Stored records
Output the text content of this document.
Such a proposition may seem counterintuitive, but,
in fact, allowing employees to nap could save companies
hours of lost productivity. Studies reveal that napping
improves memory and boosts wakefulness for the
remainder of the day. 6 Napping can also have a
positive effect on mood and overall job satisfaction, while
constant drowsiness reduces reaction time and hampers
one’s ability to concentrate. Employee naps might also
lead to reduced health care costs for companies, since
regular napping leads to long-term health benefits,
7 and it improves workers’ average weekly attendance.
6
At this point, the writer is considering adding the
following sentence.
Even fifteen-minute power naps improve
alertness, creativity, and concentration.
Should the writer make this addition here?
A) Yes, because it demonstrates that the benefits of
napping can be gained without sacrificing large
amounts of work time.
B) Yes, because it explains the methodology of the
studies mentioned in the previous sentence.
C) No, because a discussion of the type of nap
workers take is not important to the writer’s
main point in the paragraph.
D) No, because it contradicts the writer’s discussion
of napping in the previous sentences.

__Task statement__
Extract each line of the listing above, copying it word for word.

__Response below__
Output the text content of this document.
Such a proposition may seem counterintuitive, but,
in fact, allowing employees to nap could save companies
hours of lost productivity. Studies reveal that napping
improves memory and boosts wakefulness for the
remainder of the day. 6 Napping can also have a
positive effect on mood and overall job satisfaction, while
constant drowsiness reduces reaction time and hampers
one’s ability to concentrate. Employee naps might also
lead to reduced health care costs for companies, since
regular napping leads to long-term health benefits,
7 and it improves workers’ average weekly attendance.
6
At this point, the writer is considering adding the
following sentence.
Even fifteen-minute power naps improve
alertness, creativity, and concentration.
Should the writer make this addition here?
A) Yes, because it demonstrates that the benefits of
napping can be gained without sacrificing large
amounts of work time.
B) Yes, because it explains the methodology of the
studies mentioned in the previous sentence.
C) No, because a discussion of the type of nap
workers take is not important to the writer’s
main point in the paragraph.
D) No, because it contradicts the writer’s discussion
of napping in the previous sentences.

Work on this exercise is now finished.